#### The exercise
Leave out every picture, then transcribe the rest of the listing exactly.

#### Rows from a figure dataset

§ §

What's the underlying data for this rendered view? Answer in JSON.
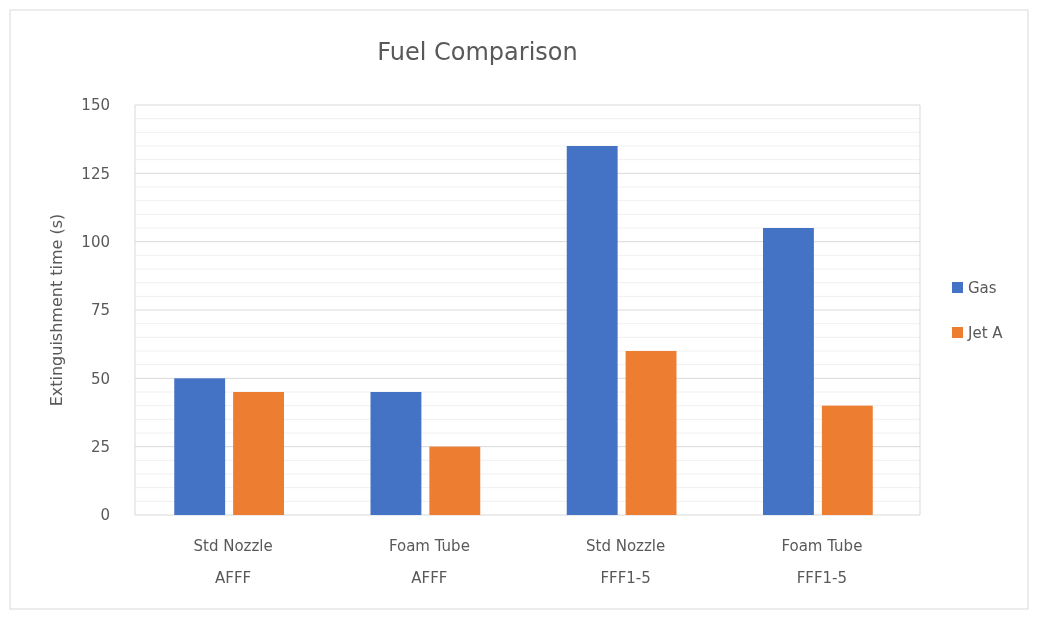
{
  "chart_data": {
    "type": "bar",
    "title": "Fuel Comparison",
    "ylabel": "Extinguishment time (s)",
    "categories": [
      "Std Nozzle\nAFFF",
      "Foam Tube\nAFFF",
      "Std Nozzle\nFFF1-5",
      "Foam Tube\nFFF1-5"
    ],
    "series": [
      {
        "name": "Gas",
        "color": "#4472c4",
        "values": [
          50,
          45,
          135,
          105
        ]
      },
      {
        "name": "Jet A",
        "color": "#ed7d31",
        "values": [
          45,
          25,
          60,
          40
        ]
      }
    ],
    "ylim": [
      0,
      150
    ],
    "yticks": [
      0,
      {
        "value": 5,
        "label": null
      },
      {
        "value": 10,
        "label": null
      },
      {
        "value": 15,
        "label": null
      },
      {
        "value": 20,
        "label": null
      },
      25,
      {
        "value": 30,
        "label": null
      },
      {
        "value": 35,
        "label": null
      },
      {
        "value": 40,
        "label": null
      },
      {
        "value": 45,
        "label": null
      },
      50,
      {
        "value": 55,
        "label": null
      },
      {
        "value": 60,
        "label": null
      },
      {
        "value": 65,
        "label": null
      },
      {
        "value": 70,
        "label": null
      },
      75,
      {
        "value": 80,
        "label": null
      },
      {
        "value": 85,
        "label": null
      },
      {
        "value": 90,
        "label": null
      },
      {
        "value": 95,
        "label": null
      },
      100,
      {
        "value": 105,
        "label": null
      },
      {
        "value": 110,
        "label": null
      },
      {
        "value": 115,
        "label": null
      },
      {
        "value": 120,
        "label": null
      },
      125,
      {
        "value": 130,
        "label": null
      },
      {
        "value": 135,
        "label": null
      },
      {
        "value": 140,
        "label": null
      },
      {
        "value": 145,
        "label": null
      },
      150
    ],
    "grid": true,
    "legend": "right"
  }
}
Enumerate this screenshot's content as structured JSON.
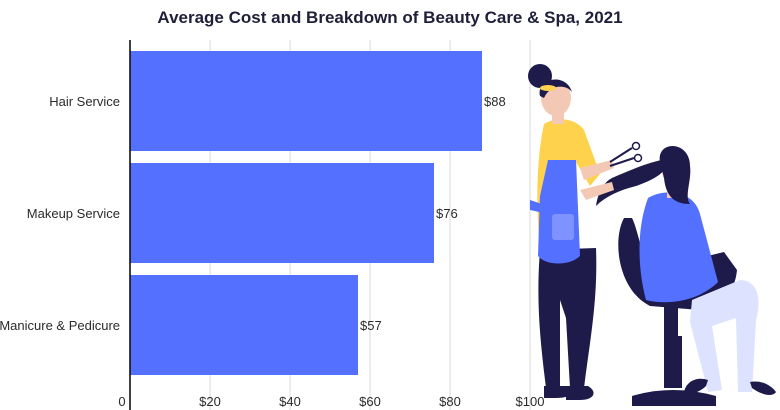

§ §

#### The response
What's the underlying data for this rendered view? Answer in JSON.
{
  "chart_data": {
    "type": "bar",
    "title": "Fuel Comparison",
    "ylabel": "Extinguishment time (s)",
    "categories": [
      "Std Nozzle\nAFFF",
      "Foam Tube\nAFFF",
      "Std Nozzle\nFFF1-5",
      "Foam Tube\nFFF1-5"
    ],
    "series": [
      {
        "name": "Gas",
        "color": "#4472c4",
        "values": [
          50,
          45,
          135,
          105
        ]
      },
      {
        "name": "Jet A",
        "color": "#ed7d31",
        "values": [
          45,
          25,
          60,
          40
        ]
      }
    ],
    "ylim": [
      0,
      150
    ],
    "yticks": [
      0,
      {
        "value": 5,
        "label": null
      },
      {
        "value": 10,
        "label": null
      },
      {
        "value": 15,
        "label": null
      },
      {
        "value": 20,
        "label": null
      },
      25,
      {
        "value": 30,
        "label": null
      },
      {
        "value": 35,
        "label": null
      },
      {
        "value": 40,
        "label": null
      },
      {
        "value": 45,
        "label": null
      },
      50,
      {
        "value": 55,
        "label": null
      },
      {
        "value": 60,
        "label": null
      },
      {
        "value": 65,
        "label": null
      },
      {
        "value": 70,
        "label": null
      },
      75,
      {
        "value": 80,
        "label": null
      },
      {
        "value": 85,
        "label": null
      },
      {
        "value": 90,
        "label": null
      },
      {
        "value": 95,
        "label": null
      },
      100,
      {
        "value": 105,
        "label": null
      },
      {
        "value": 110,
        "label": null
      },
      {
        "value": 115,
        "label": null
      },
      {
        "value": 120,
        "label": null
      },
      125,
      {
        "value": 130,
        "label": null
      },
      {
        "value": 135,
        "label": null
      },
      {
        "value": 140,
        "label": null
      },
      {
        "value": 145,
        "label": null
      },
      150
    ],
    "grid": true,
    "legend": "right"
  }
}
Enumerate this screenshot's content as structured JSON.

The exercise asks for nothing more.